• _Task details_
Repeat the data word for word. Do not include the pictures.

• _Record excerpts_
________________

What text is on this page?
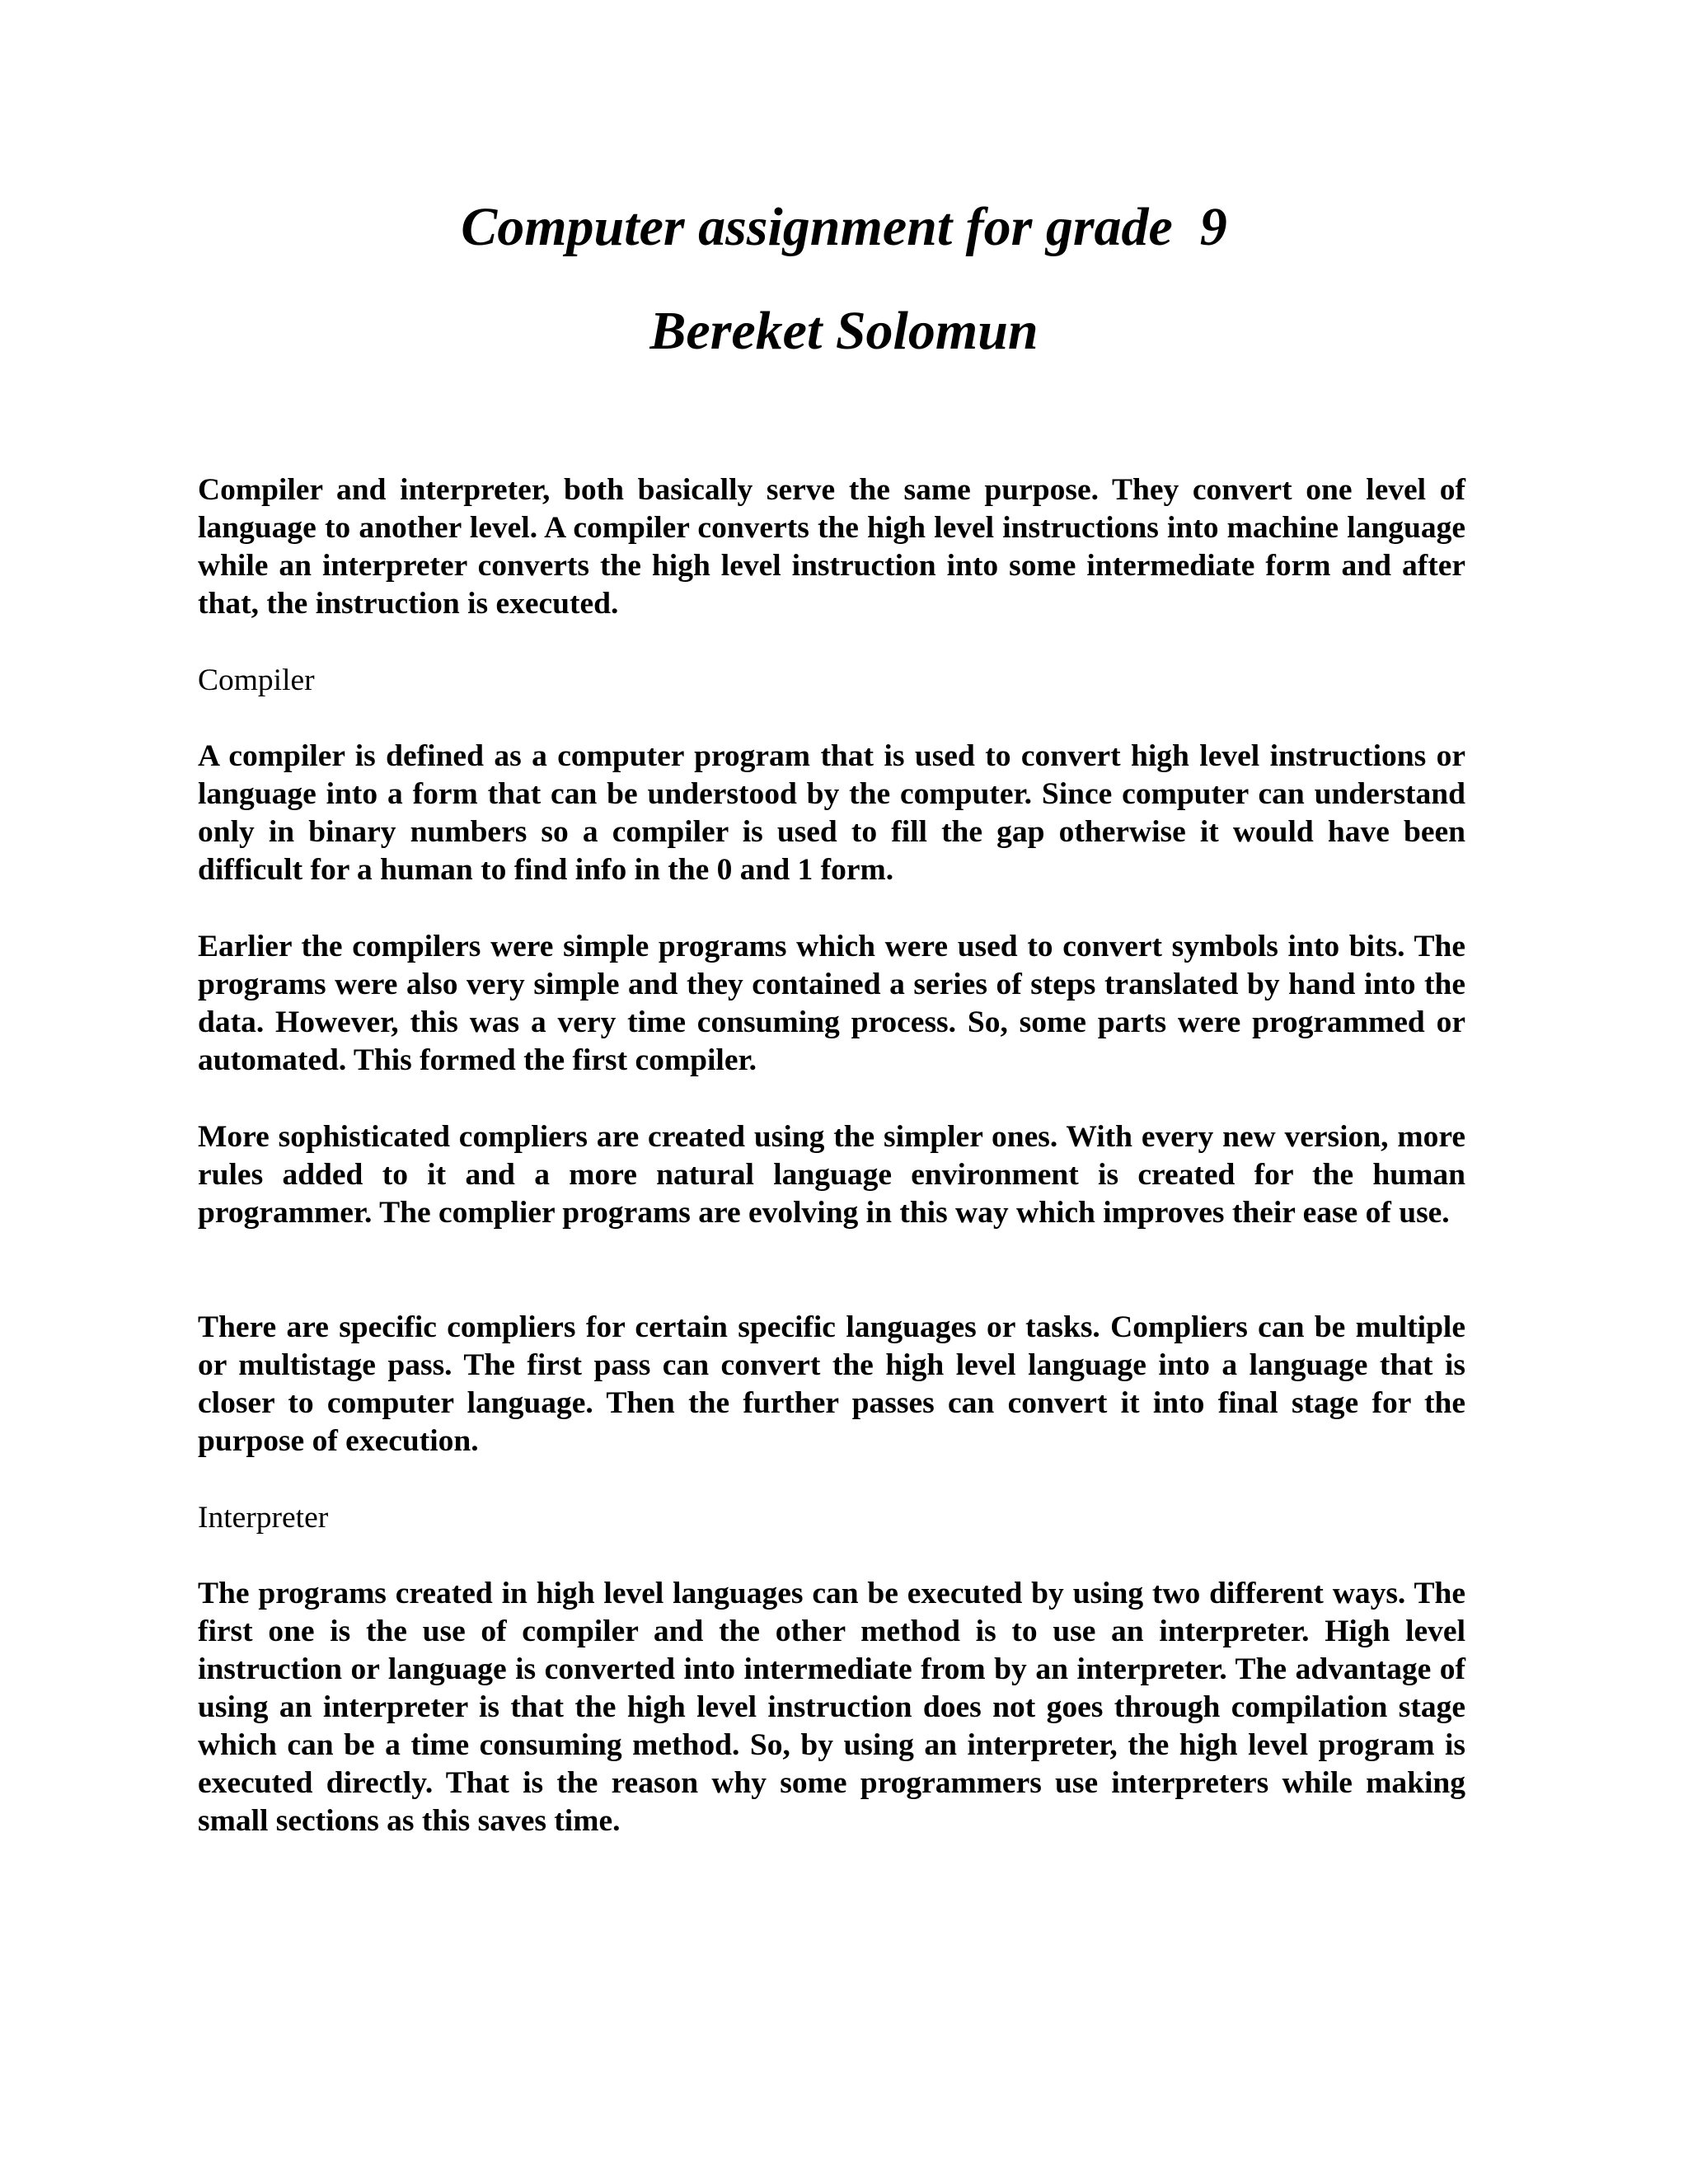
Computer assignment for grade  9
Bereket Solomun

Compiler and interpreter, both basically serve the same purpose. They convert one level of language to another level. A compiler converts the high level instructions into machine language while an interpreter converts the high level instruction into some intermediate form and after that, the instruction is executed.

Compiler

A compiler is defined as a computer program that is used to convert high level instructions or language into a form that can be understood by the computer. Since computer can understand only in binary numbers so a compiler is used to fill the gap otherwise it would have been difficult for a human to find info in the 0 and 1 form.

Earlier the compilers were simple programs which were used to convert symbols into bits. The programs were also very simple and they contained a series of steps translated by hand into the data. However, this was a very time consuming process. So, some parts were programmed or automated. This formed the first compiler.

More sophisticated compliers are created using the simpler ones. With every new version, more rules added to it and a more natural language environment is created for the human programmer. The complier programs are evolving in this way which improves their ease of use.

There are specific compliers for certain specific languages or tasks. Compliers can be multiple or multistage pass. The first pass can convert the high level language into a language that is closer to computer language. Then the further passes can convert it into final stage for the purpose of execution.

Interpreter

The programs created in high level languages can be executed by using two different ways. The first one is the use of compiler and the other method is to use an interpreter. High level instruction or language is converted into intermediate from by an interpreter. The advantage of using an interpreter is that the high level instruction does not goes through compilation stage which can be a time consuming method. So, by using an interpreter, the high level program is executed directly. That is the reason why some programmers use interpreters while making small sections as this saves time.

________________

• _Complete response_
What text is on this page?
Computer assignment for grade  9
Bereket Solomun

Compiler and interpreter, both basically serve the same purpose. They convert one level of language to another level. A compiler converts the high level instructions into machine language while an interpreter converts the high level instruction into some intermediate form and after that, the instruction is executed.

Compiler

A compiler is defined as a computer program that is used to convert high level instructions or language into a form that can be understood by the computer. Since computer can understand only in binary numbers so a compiler is used to fill the gap otherwise it would have been difficult for a human to find info in the 0 and 1 form.

Earlier the compilers were simple programs which were used to convert symbols into bits. The programs were also very simple and they contained a series of steps translated by hand into the data. However, this was a very time consuming process. So, some parts were programmed or automated. This formed the first compiler.

More sophisticated compliers are created using the simpler ones. With every new version, more rules added to it and a more natural language environment is created for the human programmer. The complier programs are evolving in this way which improves their ease of use.

There are specific compliers for certain specific languages or tasks. Compliers can be multiple or multistage pass. The first pass can convert the high level language into a language that is closer to computer language. Then the further passes can convert it into final stage for the purpose of execution.

Interpreter

The programs created in high level languages can be executed by using two different ways. The first one is the use of compiler and the other method is to use an interpreter. High level instruction or language is converted into intermediate from by an interpreter. The advantage of using an interpreter is that the high level instruction does not goes through compilation stage which can be a time consuming method. So, by using an interpreter, the high level program is executed directly. That is the reason why some programmers use interpreters while making small sections as this saves time.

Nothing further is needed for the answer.